● PROBLEM REQUIREMENTS: Scan the data below. Pull out each line where "Techsphere" occurs.

____

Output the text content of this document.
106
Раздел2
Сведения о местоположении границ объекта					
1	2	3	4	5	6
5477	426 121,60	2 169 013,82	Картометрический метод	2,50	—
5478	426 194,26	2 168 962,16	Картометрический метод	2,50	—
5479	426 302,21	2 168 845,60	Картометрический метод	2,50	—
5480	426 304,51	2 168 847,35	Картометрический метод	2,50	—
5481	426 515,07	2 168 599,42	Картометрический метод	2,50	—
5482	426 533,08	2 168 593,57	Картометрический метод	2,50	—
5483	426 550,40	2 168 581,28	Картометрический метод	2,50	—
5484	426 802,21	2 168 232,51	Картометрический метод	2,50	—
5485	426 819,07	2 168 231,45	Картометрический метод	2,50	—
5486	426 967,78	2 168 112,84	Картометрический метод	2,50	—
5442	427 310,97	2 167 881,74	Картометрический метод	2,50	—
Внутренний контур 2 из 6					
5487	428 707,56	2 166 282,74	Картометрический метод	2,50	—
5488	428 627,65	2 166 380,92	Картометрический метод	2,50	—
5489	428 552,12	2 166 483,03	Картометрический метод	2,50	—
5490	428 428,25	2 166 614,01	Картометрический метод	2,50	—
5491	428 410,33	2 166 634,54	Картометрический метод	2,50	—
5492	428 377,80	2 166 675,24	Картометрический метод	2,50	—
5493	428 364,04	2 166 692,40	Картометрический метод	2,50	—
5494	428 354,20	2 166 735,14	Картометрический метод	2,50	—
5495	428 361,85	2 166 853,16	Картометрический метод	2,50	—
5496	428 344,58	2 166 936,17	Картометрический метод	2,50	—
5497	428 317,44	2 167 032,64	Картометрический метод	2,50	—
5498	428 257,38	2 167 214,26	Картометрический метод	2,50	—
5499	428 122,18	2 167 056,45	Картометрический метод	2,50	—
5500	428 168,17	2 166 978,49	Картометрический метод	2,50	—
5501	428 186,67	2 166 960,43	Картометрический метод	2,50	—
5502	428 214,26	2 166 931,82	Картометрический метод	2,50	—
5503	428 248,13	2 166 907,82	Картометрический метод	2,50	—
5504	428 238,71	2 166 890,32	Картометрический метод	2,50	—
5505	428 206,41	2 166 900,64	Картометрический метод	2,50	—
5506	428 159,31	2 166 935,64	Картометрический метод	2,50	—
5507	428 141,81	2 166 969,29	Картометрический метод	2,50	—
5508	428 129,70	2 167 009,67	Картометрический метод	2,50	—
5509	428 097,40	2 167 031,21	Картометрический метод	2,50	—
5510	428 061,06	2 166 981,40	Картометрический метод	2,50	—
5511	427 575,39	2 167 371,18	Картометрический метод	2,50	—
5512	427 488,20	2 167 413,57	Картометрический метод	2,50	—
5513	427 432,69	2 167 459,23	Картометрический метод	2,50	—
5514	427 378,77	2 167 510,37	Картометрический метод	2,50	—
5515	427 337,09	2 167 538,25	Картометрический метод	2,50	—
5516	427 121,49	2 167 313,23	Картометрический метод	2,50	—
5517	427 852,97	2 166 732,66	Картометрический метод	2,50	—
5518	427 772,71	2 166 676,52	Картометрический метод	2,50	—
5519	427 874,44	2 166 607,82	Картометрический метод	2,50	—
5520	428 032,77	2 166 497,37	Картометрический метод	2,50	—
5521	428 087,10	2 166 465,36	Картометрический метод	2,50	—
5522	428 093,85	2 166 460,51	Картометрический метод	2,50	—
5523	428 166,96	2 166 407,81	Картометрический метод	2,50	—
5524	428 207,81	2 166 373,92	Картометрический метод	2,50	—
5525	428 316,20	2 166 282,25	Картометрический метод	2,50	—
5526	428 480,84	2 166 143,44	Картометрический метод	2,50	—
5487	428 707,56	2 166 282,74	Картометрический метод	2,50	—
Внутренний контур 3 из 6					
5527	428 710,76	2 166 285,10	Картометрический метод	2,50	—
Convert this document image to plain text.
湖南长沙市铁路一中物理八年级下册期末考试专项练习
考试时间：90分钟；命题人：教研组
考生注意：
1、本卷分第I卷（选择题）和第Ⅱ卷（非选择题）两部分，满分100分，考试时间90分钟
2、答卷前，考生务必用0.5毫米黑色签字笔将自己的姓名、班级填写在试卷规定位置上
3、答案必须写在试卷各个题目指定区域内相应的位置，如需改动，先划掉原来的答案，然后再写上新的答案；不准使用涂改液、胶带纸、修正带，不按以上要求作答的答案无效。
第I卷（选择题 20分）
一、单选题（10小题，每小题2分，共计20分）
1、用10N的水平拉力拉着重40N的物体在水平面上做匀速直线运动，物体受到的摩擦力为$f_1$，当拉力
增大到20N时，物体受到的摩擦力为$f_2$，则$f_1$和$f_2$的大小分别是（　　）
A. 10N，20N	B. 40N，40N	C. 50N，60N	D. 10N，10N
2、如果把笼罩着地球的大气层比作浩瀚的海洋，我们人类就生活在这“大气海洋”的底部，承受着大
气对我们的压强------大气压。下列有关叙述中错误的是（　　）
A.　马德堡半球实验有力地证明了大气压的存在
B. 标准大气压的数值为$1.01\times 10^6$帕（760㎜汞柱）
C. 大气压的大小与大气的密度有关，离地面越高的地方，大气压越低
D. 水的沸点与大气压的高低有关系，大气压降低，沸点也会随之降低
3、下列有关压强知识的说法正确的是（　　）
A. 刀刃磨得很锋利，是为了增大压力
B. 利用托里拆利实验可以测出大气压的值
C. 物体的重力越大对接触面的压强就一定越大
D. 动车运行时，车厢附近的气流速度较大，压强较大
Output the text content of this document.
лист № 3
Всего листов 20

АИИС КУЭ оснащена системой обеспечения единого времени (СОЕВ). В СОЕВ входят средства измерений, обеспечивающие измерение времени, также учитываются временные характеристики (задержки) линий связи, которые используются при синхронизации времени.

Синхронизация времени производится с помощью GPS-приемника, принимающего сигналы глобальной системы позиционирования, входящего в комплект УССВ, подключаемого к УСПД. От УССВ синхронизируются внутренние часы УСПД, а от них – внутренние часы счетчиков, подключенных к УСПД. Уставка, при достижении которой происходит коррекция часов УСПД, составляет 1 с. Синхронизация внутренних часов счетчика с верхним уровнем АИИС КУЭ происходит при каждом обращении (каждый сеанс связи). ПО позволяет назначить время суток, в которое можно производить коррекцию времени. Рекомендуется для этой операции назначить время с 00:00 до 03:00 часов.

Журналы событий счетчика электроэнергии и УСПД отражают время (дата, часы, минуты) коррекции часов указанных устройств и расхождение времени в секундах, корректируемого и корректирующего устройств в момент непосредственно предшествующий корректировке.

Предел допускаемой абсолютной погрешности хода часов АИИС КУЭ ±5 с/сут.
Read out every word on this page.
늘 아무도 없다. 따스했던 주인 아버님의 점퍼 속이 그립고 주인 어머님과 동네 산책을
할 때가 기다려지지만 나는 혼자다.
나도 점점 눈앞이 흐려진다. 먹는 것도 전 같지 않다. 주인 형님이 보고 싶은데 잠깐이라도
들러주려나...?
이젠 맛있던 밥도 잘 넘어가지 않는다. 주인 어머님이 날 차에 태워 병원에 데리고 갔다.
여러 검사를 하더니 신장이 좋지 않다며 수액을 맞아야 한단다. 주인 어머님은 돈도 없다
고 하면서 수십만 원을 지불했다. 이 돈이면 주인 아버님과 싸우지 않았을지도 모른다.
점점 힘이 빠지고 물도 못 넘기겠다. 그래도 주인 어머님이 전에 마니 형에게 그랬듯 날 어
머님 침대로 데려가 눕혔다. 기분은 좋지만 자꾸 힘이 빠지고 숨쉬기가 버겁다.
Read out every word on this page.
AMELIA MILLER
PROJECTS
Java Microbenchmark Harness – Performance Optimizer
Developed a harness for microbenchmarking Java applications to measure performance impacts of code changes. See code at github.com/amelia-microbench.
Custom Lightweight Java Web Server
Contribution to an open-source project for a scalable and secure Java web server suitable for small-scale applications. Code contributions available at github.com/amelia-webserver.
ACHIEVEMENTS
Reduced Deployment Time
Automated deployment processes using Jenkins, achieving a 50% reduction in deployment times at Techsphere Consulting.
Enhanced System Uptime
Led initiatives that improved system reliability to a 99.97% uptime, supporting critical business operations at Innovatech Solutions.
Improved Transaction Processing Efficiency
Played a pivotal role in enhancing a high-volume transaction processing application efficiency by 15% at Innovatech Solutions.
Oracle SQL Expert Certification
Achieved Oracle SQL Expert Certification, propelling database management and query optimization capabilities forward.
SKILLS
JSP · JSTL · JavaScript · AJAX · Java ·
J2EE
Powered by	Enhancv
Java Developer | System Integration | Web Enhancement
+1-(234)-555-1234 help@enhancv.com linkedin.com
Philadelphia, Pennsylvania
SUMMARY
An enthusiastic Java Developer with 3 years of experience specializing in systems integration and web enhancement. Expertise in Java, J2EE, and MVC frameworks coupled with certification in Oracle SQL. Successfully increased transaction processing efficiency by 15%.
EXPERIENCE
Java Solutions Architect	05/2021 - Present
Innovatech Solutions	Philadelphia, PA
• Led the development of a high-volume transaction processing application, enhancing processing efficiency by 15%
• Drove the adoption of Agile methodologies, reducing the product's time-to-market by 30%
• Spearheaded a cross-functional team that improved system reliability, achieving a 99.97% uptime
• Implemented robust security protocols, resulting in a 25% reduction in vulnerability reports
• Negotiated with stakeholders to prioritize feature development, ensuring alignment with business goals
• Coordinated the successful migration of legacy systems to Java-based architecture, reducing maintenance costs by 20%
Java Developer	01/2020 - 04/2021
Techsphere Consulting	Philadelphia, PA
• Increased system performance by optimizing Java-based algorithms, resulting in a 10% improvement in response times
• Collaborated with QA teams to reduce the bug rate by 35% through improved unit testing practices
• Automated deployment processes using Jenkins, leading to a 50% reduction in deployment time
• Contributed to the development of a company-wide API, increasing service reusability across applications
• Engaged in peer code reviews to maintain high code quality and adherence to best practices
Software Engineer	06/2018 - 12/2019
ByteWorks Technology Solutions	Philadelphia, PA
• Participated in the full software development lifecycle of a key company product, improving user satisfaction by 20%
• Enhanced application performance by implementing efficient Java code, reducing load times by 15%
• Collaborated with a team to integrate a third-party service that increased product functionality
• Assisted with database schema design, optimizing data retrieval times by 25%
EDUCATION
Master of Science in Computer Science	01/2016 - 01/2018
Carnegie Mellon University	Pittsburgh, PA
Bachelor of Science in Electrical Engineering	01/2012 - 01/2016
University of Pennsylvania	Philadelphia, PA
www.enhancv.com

____

● RESULT:
Automated deployment processes using Jenkins, achieving a 50% reduction in deployment times at Techsphere Consulting.
Techsphere Consulting	Philadelphia, PA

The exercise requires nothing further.